* _Listed records_
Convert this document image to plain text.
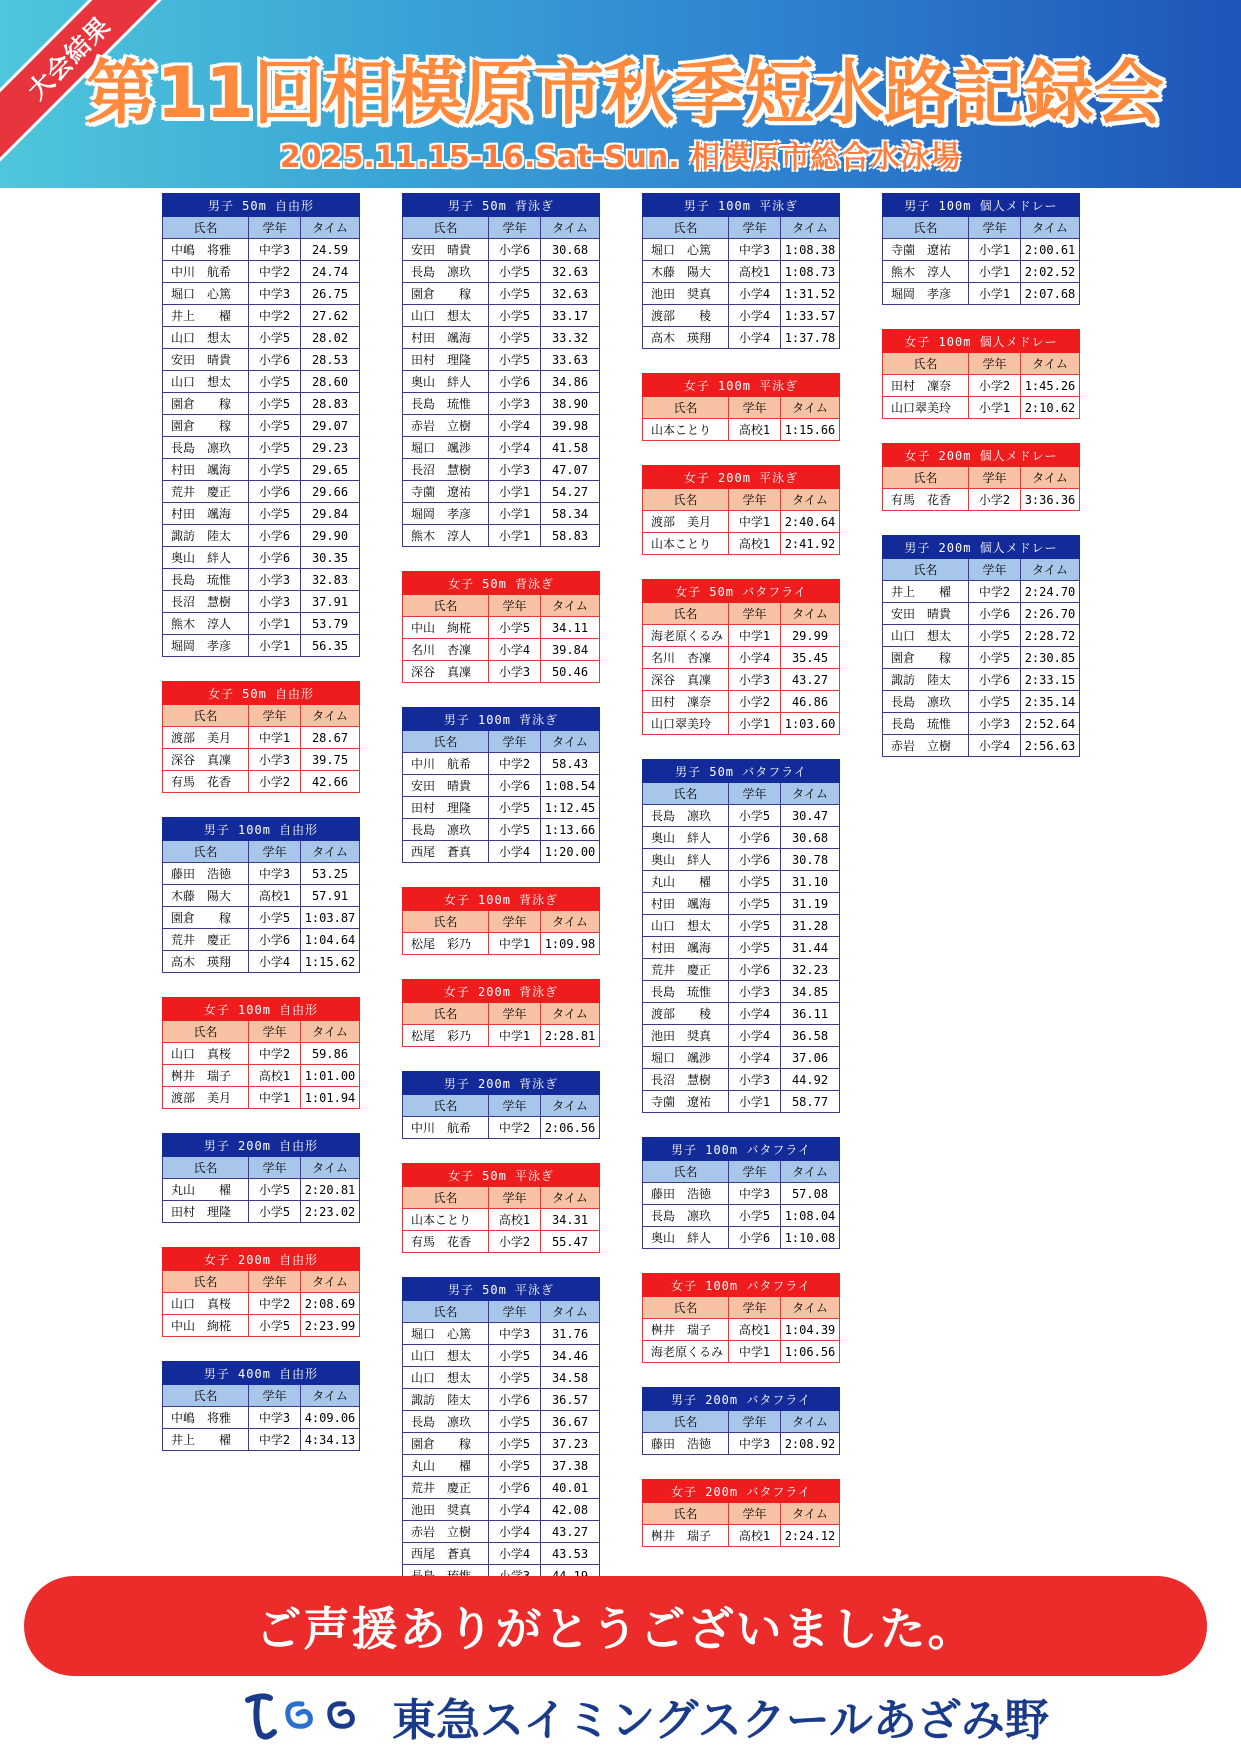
大会結果
第11回相模原市秋季短水路記録会
2025.11.15-16.Sat-Sun. 相模原市総合水泳場
男子 50m 自由形		
氏名	学年	タイム
中嶋　将雅	中学3	24.59
中川　航希	中学2	24.74
堀口　心篤	中学3	26.75
井上　　櫂	中学2	27.62
山口　想太	小学5	28.02
安田　晴貴	小学6	28.53
山口　想太	小学5	28.60
園倉　　稼	小学5	28.83
園倉　　稼	小学5	29.07
長島　凛玖	小学5	29.23
村田　颯海	小学5	29.65
荒井　慶正	小学6	29.66
村田　颯海	小学5	29.84
諏訪　陸太	小学6	29.90
奥山　絆人	小学6	30.35
長島　琉惟	小学3	32.83
長沼　慧樹	小学3	37.91
熊木　淳人	小学1	53.79
堀岡　孝彦	小学1	56.35
女子 50m 自由形		
氏名	学年	タイム
渡部　美月	中学1	28.67
深谷　真凜	小学3	39.75
有馬　花香	小学2	42.66
男子 100m 自由形		
氏名	学年	タイム
藤田　浩徳	中学3	53.25
木藤　陽大	高校1	57.91
園倉　　稼	小学5	1:03.87
荒井　慶正	小学6	1:04.64
高木　瑛翔	小学4	1:15.62
女子 100m 自由形		
氏名	学年	タイム
山口　真桜	中学2	59.86
桝井　瑞子	高校1	1:01.00
渡部　美月	中学1	1:01.94
男子 200m 自由形		
氏名	学年	タイム
丸山　　櫂	小学5	2:20.81
田村　理隆	小学5	2:23.02
女子 200m 自由形		
氏名	学年	タイム
山口　真桜	中学2	2:08.69
中山　絢椛	小学5	2:23.99
男子 400m 自由形		
氏名	学年	タイム
中嶋　将雅	中学3	4:09.06
井上　　櫂	中学2	4:34.13
男子 50m 背泳ぎ		
氏名	学年	タイム
安田　晴貴	小学6	30.68
長島　凛玖	小学5	32.63
園倉　　稼	小学5	32.63
山口　想太	小学5	33.17
村田　颯海	小学5	33.32
田村　理隆	小学5	33.63
奥山　絆人	小学6	34.86
長島　琉惟	小学3	38.90
赤岩　立樹	小学4	39.98
堀口　颯渉	小学4	41.58
長沼　慧樹	小学3	47.07
寺薗　遼祐	小学1	54.27
堀岡　孝彦	小学1	58.34
熊木　淳人	小学1	58.83
女子 50m 背泳ぎ		
氏名	学年	タイム
中山　絢椛	小学5	34.11
名川　杏凜	小学4	39.84
深谷　真凜	小学3	50.46
男子 100m 背泳ぎ		
氏名	学年	タイム
中川　航希	中学2	58.43
安田　晴貴	小学6	1:08.54
田村　理隆	小学5	1:12.45
長島　凛玖	小学5	1:13.66
西尾　蒼真	小学4	1:20.00
女子 100m 背泳ぎ		
氏名	学年	タイム
松尾　彩乃	中学1	1:09.98
女子 200m 背泳ぎ		
氏名	学年	タイム
松尾　彩乃	中学1	2:28.81
男子 200m 背泳ぎ		
氏名	学年	タイム
中川　航希	中学2	2:06.56
女子 50m 平泳ぎ		
氏名	学年	タイム
山本ことり	高校1	34.31
有馬　花香	小学2	55.47
男子 50m 平泳ぎ		
氏名	学年	タイム
堀口　心篤	中学3	31.76
山口　想太	小学5	34.46
山口　想太	小学5	34.58
諏訪　陸太	小学6	36.57
長島　凛玖	小学5	36.67
園倉　　稼	小学5	37.23
丸山　　櫂	小学5	37.38
荒井　慶正	小学6	40.01
池田　奨真	小学4	42.08
赤岩　立樹	小学4	43.27
西尾　蒼真	小学4	43.53

男子 100m 平泳ぎ		
氏名	学年	タイム
堀口　心篤	中学3	1:08.38
木藤　陽大	高校1	1:08.73
池田　奨真	小学4	1:31.52
渡部　　稜	小学4	1:33.57
高木　瑛翔	小学4	1:37.78
女子 100m 平泳ぎ		
氏名	学年	タイム
山本ことり	高校1	1:15.66
女子 200m 平泳ぎ		
氏名	学年	タイム
渡部　美月	中学1	2:40.64
山本ことり	高校1	2:41.92
女子 50m バタフライ		
氏名	学年	タイム
海老原くるみ	中学1	29.99
名川　杏凜	小学4	35.45
深谷　真凜	小学3	43.27
田村　凜奈	小学2	46.86
山口翠美玲	小学1	1:03.60
男子 50m バタフライ		
氏名	学年	タイム
長島　凛玖	小学5	30.47
奥山　絆人	小学6	30.68
奥山　絆人	小学6	30.78
丸山　　櫂	小学5	31.10
村田　颯海	小学5	31.19
山口　想太	小学5	31.28
村田　颯海	小学5	31.44
荒井　慶正	小学6	32.23
長島　琉惟	小学3	34.85
渡部　　稜	小学4	36.11
池田　奨真	小学4	36.58
堀口　颯渉	小学4	37.06
長沼　慧樹	小学3	44.92
寺薗　遼祐	小学1	58.77
男子 100m バタフライ		
氏名	学年	タイム
藤田　浩徳	中学3	57.08
長島　凛玖	小学5	1:08.04
奥山　絆人	小学6	1:10.08
女子 100m バタフライ		
氏名	学年	タイム
桝井　瑞子	高校1	1:04.39
海老原くるみ	中学1	1:06.56
男子 200m バタフライ		
氏名	学年	タイム
藤田　浩徳	中学3	2:08.92
女子 200m バタフライ		
氏名	学年	タイム
桝井　瑞子	高校1	2:24.12
男子 100m 個人メドレー		
氏名	学年	タイム
寺薗　遼祐	小学1	2:00.61
熊木　淳人	小学1	2:02.52
堀岡　孝彦	小学1	2:07.68
女子 100m 個人メドレー		
氏名	学年	タイム
田村　凜奈	小学2	1:45.26
山口翠美玲	小学1	2:10.62
女子 200m 個人メドレー		
氏名	学年	タイム
有馬　花香	小学2	3:36.36
男子 200m 個人メドレー		
氏名	学年	タイム
井上　　櫂	中学2	2:24.70
安田　晴貴	小学6	2:26.70
山口　想太	小学5	2:28.72
園倉　　稼	小学5	2:30.85
諏訪　陸太	小学6	2:33.15
長島　凛玖	小学5	2:35.14
長島　琉惟	小学3	2:52.64
赤岩　立樹	小学4	2:56.63
ご声援ありがとうございました。
東急スイミングスクールあざみ野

* _What to do_
Transcribe the entries above verbatim, omitting their pictures.

* _Exercise result_
Convert this document image to plain text.
大会結果
第11回相模原市秋季短水路記録会
2025.11.15-16.Sat-Sun. 相模原市総合水泳場
男子 50m 自由形		
氏名	学年	タイム
中嶋　将雅	中学3	24.59
中川　航希	中学2	24.74
堀口　心篤	中学3	26.75
井上　　櫂	中学2	27.62
山口　想太	小学5	28.02
安田　晴貴	小学6	28.53
山口　想太	小学5	28.60
園倉　　稼	小学5	28.83
園倉　　稼	小学5	29.07
長島　凛玖	小学5	29.23
村田　颯海	小学5	29.65
荒井　慶正	小学6	29.66
村田　颯海	小学5	29.84
諏訪　陸太	小学6	29.90
奥山　絆人	小学6	30.35
長島　琉惟	小学3	32.83
長沼　慧樹	小学3	37.91
熊木　淳人	小学1	53.79
堀岡　孝彦	小学1	56.35
女子 50m 自由形		
氏名	学年	タイム
渡部　美月	中学1	28.67
深谷　真凜	小学3	39.75
有馬　花香	小学2	42.66
男子 100m 自由形		
氏名	学年	タイム
藤田　浩徳	中学3	53.25
木藤　陽大	高校1	57.91
園倉　　稼	小学5	1:03.87
荒井　慶正	小学6	1:04.64
高木　瑛翔	小学4	1:15.62
女子 100m 自由形		
氏名	学年	タイム
山口　真桜	中学2	59.86
桝井　瑞子	高校1	1:01.00
渡部　美月	中学1	1:01.94
男子 200m 自由形		
氏名	学年	タイム
丸山　　櫂	小学5	2:20.81
田村　理隆	小学5	2:23.02
女子 200m 自由形		
氏名	学年	タイム
山口　真桜	中学2	2:08.69
中山　絢椛	小学5	2:23.99
男子 400m 自由形		
氏名	学年	タイム
中嶋　将雅	中学3	4:09.06
井上　　櫂	中学2	4:34.13
男子 50m 背泳ぎ		
氏名	学年	タイム
安田　晴貴	小学6	30.68
長島　凛玖	小学5	32.63
園倉　　稼	小学5	32.63
山口　想太	小学5	33.17
村田　颯海	小学5	33.32
田村　理隆	小学5	33.63
奥山　絆人	小学6	34.86
長島　琉惟	小学3	38.90
赤岩　立樹	小学4	39.98
堀口　颯渉	小学4	41.58
長沼　慧樹	小学3	47.07
寺薗　遼祐	小学1	54.27
堀岡　孝彦	小学1	58.34
熊木　淳人	小学1	58.83
女子 50m 背泳ぎ		
氏名	学年	タイム
中山　絢椛	小学5	34.11
名川　杏凜	小学4	39.84
深谷　真凜	小学3	50.46
男子 100m 背泳ぎ		
氏名	学年	タイム
中川　航希	中学2	58.43
安田　晴貴	小学6	1:08.54
田村　理隆	小学5	1:12.45
長島　凛玖	小学5	1:13.66
西尾　蒼真	小学4	1:20.00
女子 100m 背泳ぎ		
氏名	学年	タイム
松尾　彩乃	中学1	1:09.98
女子 200m 背泳ぎ		
氏名	学年	タイム
松尾　彩乃	中学1	2:28.81
男子 200m 背泳ぎ		
氏名	学年	タイム
中川　航希	中学2	2:06.56
女子 50m 平泳ぎ		
氏名	学年	タイム
山本ことり	高校1	34.31
有馬　花香	小学2	55.47
男子 50m 平泳ぎ		
氏名	学年	タイム
堀口　心篤	中学3	31.76
山口　想太	小学5	34.46
山口　想太	小学5	34.58
諏訪　陸太	小学6	36.57
長島　凛玖	小学5	36.67
園倉　　稼	小学5	37.23
丸山　　櫂	小学5	37.38
荒井　慶正	小学6	40.01
池田　奨真	小学4	42.08
赤岩　立樹	小学4	43.27
西尾　蒼真	小学4	43.53

男子 100m 平泳ぎ		
氏名	学年	タイム
堀口　心篤	中学3	1:08.38
木藤　陽大	高校1	1:08.73
池田　奨真	小学4	1:31.52
渡部　　稜	小学4	1:33.57
高木　瑛翔	小学4	1:37.78
女子 100m 平泳ぎ		
氏名	学年	タイム
山本ことり	高校1	1:15.66
女子 200m 平泳ぎ		
氏名	学年	タイム
渡部　美月	中学1	2:40.64
山本ことり	高校1	2:41.92
女子 50m バタフライ		
氏名	学年	タイム
海老原くるみ	中学1	29.99
名川　杏凜	小学4	35.45
深谷　真凜	小学3	43.27
田村　凜奈	小学2	46.86
山口翠美玲	小学1	1:03.60
男子 50m バタフライ		
氏名	学年	タイム
長島　凛玖	小学5	30.47
奥山　絆人	小学6	30.68
奥山　絆人	小学6	30.78
丸山　　櫂	小学5	31.10
村田　颯海	小学5	31.19
山口　想太	小学5	31.28
村田　颯海	小学5	31.44
荒井　慶正	小学6	32.23
長島　琉惟	小学3	34.85
渡部　　稜	小学4	36.11
池田　奨真	小学4	36.58
堀口　颯渉	小学4	37.06
長沼　慧樹	小学3	44.92
寺薗　遼祐	小学1	58.77
男子 100m バタフライ		
氏名	学年	タイム
藤田　浩徳	中学3	57.08
長島　凛玖	小学5	1:08.04
奥山　絆人	小学6	1:10.08
女子 100m バタフライ		
氏名	学年	タイム
桝井　瑞子	高校1	1:04.39
海老原くるみ	中学1	1:06.56
男子 200m バタフライ		
氏名	学年	タイム
藤田　浩徳	中学3	2:08.92
女子 200m バタフライ		
氏名	学年	タイム
桝井　瑞子	高校1	2:24.12
男子 100m 個人メドレー		
氏名	学年	タイム
寺薗　遼祐	小学1	2:00.61
熊木　淳人	小学1	2:02.52
堀岡　孝彦	小学1	2:07.68
女子 100m 個人メドレー		
氏名	学年	タイム
田村　凜奈	小学2	1:45.26
山口翠美玲	小学1	2:10.62
女子 200m 個人メドレー		
氏名	学年	タイム
有馬　花香	小学2	3:36.36
男子 200m 個人メドレー		
氏名	学年	タイム
井上　　櫂	中学2	2:24.70
安田　晴貴	小学6	2:26.70
山口　想太	小学5	2:28.72
園倉　　稼	小学5	2:30.85
諏訪　陸太	小学6	2:33.15
長島　凛玖	小学5	2:35.14
長島　琉惟	小学3	2:52.64
赤岩　立樹	小学4	2:56.63
ご声援ありがとうございました。
東急スイミングスクールあざみ野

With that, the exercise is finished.